* [ENTRIES SHOWN]
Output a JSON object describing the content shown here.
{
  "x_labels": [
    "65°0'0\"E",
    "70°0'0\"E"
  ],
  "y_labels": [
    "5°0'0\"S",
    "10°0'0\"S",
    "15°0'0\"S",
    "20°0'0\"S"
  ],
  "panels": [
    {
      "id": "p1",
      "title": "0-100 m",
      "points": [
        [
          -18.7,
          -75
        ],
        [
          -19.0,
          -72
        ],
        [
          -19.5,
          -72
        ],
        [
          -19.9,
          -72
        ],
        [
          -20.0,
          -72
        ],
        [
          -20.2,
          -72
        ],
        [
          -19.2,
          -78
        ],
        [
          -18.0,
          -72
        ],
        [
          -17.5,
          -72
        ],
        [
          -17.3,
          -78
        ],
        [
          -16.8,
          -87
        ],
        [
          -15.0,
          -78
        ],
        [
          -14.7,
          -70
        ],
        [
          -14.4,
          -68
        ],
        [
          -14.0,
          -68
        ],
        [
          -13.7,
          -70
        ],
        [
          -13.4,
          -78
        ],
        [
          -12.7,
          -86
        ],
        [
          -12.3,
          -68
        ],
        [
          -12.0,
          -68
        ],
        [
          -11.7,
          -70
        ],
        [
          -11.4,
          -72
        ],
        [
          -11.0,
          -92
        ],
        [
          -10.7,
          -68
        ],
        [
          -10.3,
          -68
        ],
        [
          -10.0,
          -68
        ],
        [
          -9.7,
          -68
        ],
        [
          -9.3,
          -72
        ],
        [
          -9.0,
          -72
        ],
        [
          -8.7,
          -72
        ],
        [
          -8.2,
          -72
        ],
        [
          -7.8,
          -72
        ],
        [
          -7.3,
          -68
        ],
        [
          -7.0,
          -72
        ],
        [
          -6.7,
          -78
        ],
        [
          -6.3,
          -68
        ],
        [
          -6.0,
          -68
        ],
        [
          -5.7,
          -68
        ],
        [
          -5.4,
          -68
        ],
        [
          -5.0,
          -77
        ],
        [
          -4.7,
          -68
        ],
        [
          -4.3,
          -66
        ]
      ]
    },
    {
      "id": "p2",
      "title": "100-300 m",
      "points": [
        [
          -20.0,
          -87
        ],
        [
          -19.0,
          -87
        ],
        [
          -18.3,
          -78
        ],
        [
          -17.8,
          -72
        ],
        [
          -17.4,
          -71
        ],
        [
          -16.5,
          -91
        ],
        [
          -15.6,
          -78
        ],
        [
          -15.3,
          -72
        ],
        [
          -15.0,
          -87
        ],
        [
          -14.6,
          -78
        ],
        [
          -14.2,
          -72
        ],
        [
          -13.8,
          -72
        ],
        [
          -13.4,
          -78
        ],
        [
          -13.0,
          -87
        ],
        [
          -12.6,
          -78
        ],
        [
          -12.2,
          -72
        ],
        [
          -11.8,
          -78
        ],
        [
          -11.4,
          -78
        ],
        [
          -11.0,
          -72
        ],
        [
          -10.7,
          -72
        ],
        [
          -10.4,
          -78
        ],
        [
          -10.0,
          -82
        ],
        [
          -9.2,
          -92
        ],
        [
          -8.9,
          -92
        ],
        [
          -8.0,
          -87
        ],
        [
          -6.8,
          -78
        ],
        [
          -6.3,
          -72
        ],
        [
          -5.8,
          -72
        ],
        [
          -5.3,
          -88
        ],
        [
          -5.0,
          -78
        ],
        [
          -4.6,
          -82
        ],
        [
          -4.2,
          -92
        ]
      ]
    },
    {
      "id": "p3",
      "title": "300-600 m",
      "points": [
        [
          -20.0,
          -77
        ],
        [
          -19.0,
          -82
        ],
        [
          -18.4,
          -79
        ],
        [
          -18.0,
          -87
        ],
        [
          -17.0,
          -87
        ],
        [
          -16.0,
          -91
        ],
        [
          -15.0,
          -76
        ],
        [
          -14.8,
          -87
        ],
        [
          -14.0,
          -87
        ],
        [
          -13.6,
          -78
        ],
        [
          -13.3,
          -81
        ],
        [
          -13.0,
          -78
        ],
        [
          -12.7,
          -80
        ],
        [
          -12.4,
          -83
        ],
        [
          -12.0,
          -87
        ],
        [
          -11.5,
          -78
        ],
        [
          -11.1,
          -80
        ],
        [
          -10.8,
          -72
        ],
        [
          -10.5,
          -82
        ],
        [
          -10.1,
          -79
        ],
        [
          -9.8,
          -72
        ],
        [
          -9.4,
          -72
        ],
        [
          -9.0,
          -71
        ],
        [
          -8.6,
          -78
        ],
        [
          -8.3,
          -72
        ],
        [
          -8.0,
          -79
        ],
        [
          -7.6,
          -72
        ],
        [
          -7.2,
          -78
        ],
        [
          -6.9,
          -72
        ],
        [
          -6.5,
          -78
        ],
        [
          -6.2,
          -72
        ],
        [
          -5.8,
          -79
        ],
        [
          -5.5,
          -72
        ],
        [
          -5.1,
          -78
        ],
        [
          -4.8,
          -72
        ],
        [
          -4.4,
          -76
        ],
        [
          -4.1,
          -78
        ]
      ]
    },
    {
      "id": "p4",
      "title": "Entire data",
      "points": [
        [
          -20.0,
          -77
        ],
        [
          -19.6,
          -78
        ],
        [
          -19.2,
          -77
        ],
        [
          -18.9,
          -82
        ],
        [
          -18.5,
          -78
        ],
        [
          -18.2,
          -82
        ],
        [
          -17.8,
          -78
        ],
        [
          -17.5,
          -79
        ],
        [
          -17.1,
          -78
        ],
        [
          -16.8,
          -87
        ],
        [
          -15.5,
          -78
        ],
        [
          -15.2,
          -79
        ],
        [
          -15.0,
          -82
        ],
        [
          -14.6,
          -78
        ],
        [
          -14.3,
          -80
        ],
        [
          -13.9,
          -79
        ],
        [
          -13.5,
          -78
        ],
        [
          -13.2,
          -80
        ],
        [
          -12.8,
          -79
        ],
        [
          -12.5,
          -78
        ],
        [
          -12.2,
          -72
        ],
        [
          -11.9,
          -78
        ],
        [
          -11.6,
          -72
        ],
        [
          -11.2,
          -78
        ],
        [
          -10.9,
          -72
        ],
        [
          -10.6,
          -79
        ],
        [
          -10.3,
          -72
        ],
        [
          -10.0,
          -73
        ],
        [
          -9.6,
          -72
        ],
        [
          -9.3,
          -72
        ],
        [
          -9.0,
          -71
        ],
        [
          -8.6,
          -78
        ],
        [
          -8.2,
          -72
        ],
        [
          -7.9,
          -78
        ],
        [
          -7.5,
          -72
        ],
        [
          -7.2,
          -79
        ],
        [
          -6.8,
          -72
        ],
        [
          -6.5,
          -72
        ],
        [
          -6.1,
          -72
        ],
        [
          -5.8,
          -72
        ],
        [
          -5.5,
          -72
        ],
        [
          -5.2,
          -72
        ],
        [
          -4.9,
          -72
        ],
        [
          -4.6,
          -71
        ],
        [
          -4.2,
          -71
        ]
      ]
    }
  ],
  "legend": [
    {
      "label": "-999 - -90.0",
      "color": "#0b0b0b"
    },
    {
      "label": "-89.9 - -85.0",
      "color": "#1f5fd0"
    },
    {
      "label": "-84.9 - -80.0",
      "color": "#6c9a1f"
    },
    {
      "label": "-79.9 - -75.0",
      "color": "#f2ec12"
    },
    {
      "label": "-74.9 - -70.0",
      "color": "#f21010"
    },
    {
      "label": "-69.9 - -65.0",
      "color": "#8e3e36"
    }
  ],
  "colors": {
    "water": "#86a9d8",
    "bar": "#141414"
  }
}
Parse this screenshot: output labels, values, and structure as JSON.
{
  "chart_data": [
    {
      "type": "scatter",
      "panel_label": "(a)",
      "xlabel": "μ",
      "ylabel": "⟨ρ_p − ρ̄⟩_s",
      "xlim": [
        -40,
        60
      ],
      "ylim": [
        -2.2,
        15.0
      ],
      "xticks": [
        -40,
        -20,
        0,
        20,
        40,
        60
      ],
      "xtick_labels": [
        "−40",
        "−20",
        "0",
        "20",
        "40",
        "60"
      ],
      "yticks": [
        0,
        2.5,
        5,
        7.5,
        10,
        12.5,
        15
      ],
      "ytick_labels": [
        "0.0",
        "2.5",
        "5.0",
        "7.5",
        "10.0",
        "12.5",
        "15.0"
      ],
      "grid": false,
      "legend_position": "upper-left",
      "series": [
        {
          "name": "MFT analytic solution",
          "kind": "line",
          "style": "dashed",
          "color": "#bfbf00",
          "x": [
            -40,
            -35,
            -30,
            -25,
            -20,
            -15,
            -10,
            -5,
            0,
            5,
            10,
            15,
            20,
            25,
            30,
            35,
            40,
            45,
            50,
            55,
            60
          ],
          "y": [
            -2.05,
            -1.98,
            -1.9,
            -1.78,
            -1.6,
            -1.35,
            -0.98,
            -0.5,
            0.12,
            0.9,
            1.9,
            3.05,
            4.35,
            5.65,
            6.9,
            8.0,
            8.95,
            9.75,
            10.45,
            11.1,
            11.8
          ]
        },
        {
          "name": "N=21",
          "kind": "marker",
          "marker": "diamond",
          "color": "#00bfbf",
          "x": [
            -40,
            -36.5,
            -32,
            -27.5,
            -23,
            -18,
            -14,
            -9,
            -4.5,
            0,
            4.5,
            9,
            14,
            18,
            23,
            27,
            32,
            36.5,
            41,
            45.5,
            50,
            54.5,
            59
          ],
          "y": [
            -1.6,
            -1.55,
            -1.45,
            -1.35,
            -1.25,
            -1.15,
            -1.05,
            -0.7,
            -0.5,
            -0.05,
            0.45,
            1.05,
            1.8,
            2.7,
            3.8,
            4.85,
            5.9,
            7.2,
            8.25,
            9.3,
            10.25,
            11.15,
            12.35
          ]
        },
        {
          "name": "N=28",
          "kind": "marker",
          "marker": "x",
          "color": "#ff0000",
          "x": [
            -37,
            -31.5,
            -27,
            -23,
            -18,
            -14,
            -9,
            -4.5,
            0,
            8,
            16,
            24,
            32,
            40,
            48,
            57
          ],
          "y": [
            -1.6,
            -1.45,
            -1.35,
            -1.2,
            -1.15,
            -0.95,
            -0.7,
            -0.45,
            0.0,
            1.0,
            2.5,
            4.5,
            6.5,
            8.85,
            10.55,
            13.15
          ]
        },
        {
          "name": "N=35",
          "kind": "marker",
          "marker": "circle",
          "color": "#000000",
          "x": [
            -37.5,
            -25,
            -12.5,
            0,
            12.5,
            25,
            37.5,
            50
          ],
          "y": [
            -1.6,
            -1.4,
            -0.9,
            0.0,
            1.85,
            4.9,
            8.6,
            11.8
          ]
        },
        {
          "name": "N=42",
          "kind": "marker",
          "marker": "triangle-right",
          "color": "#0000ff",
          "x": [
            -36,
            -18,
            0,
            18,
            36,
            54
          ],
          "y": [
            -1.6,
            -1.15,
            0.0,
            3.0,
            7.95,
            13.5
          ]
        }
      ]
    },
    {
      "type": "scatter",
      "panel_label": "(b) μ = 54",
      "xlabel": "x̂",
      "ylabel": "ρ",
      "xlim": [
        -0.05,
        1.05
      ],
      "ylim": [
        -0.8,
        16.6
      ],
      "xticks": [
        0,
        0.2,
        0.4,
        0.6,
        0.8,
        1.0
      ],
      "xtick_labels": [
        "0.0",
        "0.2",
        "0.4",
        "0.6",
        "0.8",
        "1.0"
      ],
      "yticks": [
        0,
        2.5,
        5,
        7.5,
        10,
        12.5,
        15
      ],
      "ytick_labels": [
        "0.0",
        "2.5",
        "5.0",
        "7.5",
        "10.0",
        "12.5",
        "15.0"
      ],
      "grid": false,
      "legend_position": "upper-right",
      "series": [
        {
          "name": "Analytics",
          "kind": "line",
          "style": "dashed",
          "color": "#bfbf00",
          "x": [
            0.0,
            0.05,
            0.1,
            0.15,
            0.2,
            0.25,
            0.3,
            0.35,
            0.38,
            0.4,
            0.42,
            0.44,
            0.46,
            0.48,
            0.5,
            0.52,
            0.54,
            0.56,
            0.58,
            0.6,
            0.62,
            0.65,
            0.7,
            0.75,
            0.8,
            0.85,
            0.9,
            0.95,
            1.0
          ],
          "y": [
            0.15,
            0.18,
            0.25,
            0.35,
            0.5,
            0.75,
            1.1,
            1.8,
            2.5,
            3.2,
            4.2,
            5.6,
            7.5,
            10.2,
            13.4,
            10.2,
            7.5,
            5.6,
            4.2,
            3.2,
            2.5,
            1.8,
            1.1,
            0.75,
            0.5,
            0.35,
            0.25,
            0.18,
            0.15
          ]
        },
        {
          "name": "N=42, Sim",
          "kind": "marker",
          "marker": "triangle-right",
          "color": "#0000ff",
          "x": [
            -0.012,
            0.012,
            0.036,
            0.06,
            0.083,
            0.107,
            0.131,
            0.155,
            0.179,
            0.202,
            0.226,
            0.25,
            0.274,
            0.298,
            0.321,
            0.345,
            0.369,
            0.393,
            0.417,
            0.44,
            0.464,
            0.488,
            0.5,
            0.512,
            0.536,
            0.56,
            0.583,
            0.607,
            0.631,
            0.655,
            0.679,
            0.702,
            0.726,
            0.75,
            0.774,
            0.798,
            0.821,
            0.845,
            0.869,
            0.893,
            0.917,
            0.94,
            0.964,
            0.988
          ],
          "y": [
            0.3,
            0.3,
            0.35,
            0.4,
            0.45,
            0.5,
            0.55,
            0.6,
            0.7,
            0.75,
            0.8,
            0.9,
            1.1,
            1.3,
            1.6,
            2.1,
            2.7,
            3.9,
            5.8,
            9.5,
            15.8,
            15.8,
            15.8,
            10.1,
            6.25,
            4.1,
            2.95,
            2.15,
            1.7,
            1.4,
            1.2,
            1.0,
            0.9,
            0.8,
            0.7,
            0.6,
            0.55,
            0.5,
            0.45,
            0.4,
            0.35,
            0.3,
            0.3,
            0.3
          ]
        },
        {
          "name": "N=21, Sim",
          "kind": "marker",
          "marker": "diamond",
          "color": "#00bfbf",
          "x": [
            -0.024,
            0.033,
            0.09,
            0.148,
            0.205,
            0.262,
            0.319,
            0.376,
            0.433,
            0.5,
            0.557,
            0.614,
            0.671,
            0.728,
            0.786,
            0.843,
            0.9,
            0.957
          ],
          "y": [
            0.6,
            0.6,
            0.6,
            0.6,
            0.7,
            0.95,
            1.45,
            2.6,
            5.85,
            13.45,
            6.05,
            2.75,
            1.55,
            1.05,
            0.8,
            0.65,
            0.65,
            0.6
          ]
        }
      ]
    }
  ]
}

* [TASK DETAILS] In the records above, how many lines contain the string "upper"? State that number only.

* [TASK RESULT] 2